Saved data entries
________

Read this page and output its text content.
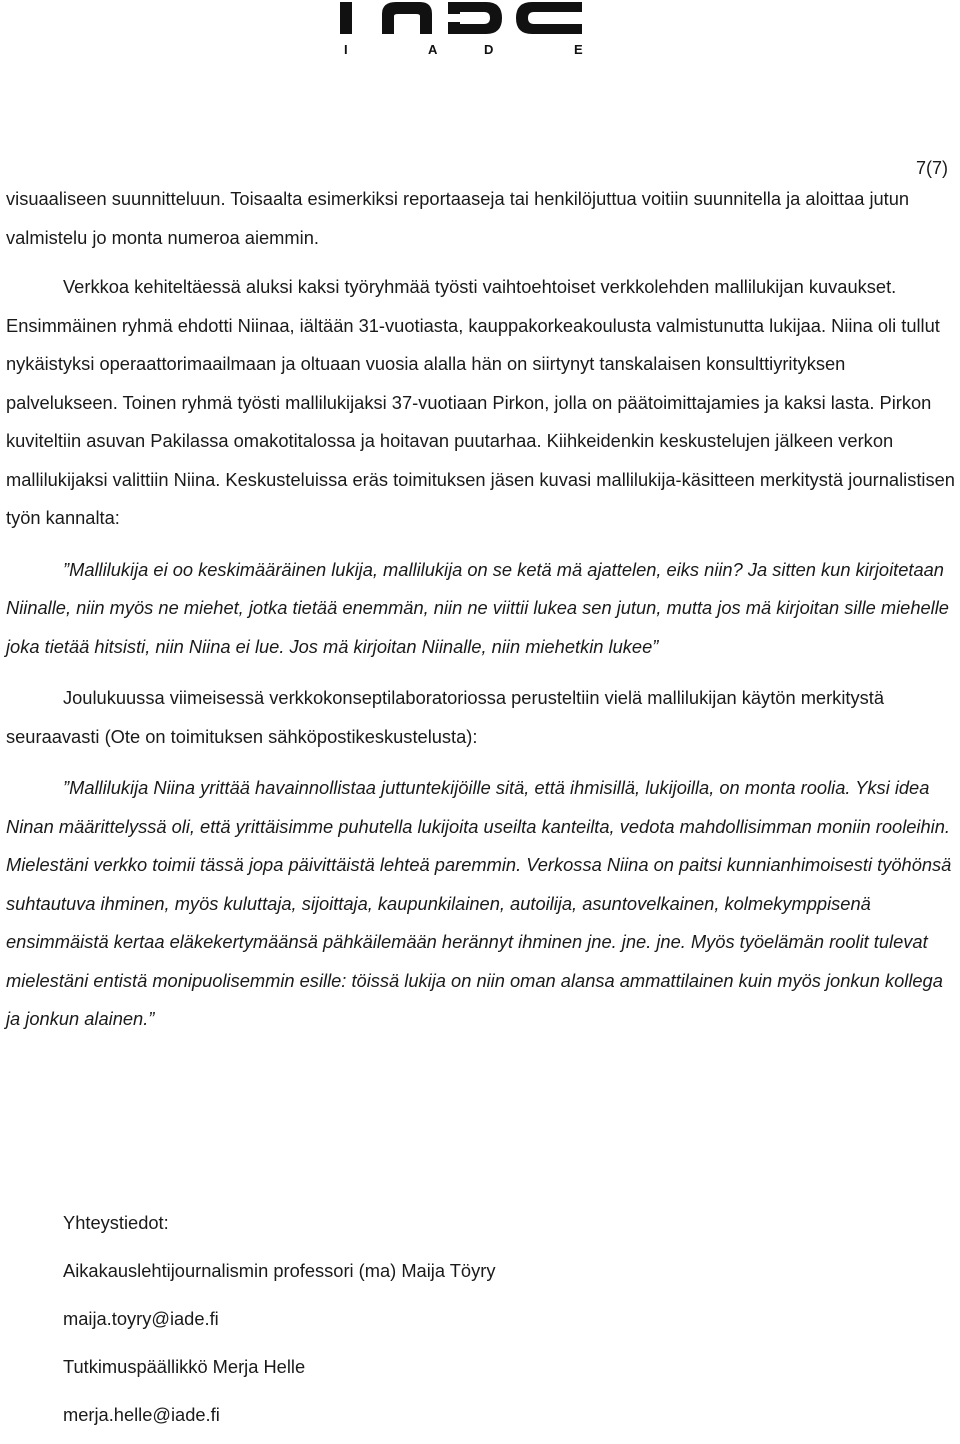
I	A	D	E
7(7)

visuaaliseen suunnitteluun. Toisaalta esimerkiksi reportaaseja tai henkilöjuttua voitiin suunnitella ja aloittaa jutun valmistelu jo monta numeroa aiemmin.

Verkkoa kehiteltäessä aluksi kaksi työryhmää työsti vaihtoehtoiset verkkolehden mallilukijan kuvaukset. Ensimmäinen ryhmä ehdotti Niinaa, iältään 31-vuotiasta, kauppakorkeakoulusta valmistunutta lukijaa. Niina oli tullut nykäistyksi operaattorimaailmaan ja oltuaan vuosia alalla hän on siirtynyt tanskalaisen konsulttiyrityksen palvelukseen. Toinen ryhmä työsti mallilukijaksi 37-vuotiaan Pirkon, jolla on päätoimittajamies ja kaksi lasta. Pirkon kuviteltiin asuvan Pakilassa omakotitalossa ja hoitavan puutarhaa. Kiihkeidenkin keskustelujen jälkeen verkon mallilukijaksi valittiin Niina. Keskusteluissa eräs toimituksen jäsen kuvasi mallilukija-käsitteen merkitystä journalistisen työn kannalta:

”Mallilukija ei oo keskimääräinen lukija, mallilukija on se ketä mä ajattelen, eiks niin? Ja sitten kun kirjoitetaan Niinalle, niin myös ne miehet, jotka tietää enemmän, niin ne viittii lukea sen jutun, mutta jos mä kirjoitan sille miehelle joka tietää hitsisti, niin Niina ei lue. Jos mä kirjoitan Niinalle, niin miehetkin lukee”

Joulukuussa viimeisessä verkkokonseptilaboratoriossa perusteltiin vielä mallilukijan käytön merkitystä seuraavasti (Ote on toimituksen sähköpostikeskustelusta):

”Mallilukija Niina yrittää havainnollistaa juttuntekijöille sitä, että ihmisillä, lukijoilla, on monta roolia. Yksi idea Ninan määrittelyssä oli, että yrittäisimme puhutella lukijoita useilta kanteilta, vedota mahdollisimman moniin rooleihin. Mielestäni verkko toimii tässä jopa päivittäistä lehteä paremmin. Verkossa Niina on paitsi kunnianhimoisesti työhönsä suhtautuva ihminen, myös kuluttaja, sijoittaja, kaupunkilainen, autoilija, asuntovelkainen, kolmekymppisenä ensimmäistä kertaa eläkekertymäänsä pähkäilemään herännyt ihminen jne. jne. jne. Myös työelämän roolit tulevat mielestäni entistä monipuolisemmin esille: töissä lukija on niin oman alansa ammattilainen kuin myös jonkun kollega ja jonkun alainen.”

Yhteystiedot:
Aikakauslehtijournalismin professori (ma) Maija Töyry
maija.toyry@iade.fi
Tutkimuspäällikkö Merja Helle
merja.helle@iade.fi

________

# Exercise description:
Gather each line of the listing containing the word "iade" and show it.

# Output for this task:
maija.toyry@iade.fi
merja.helle@iade.fi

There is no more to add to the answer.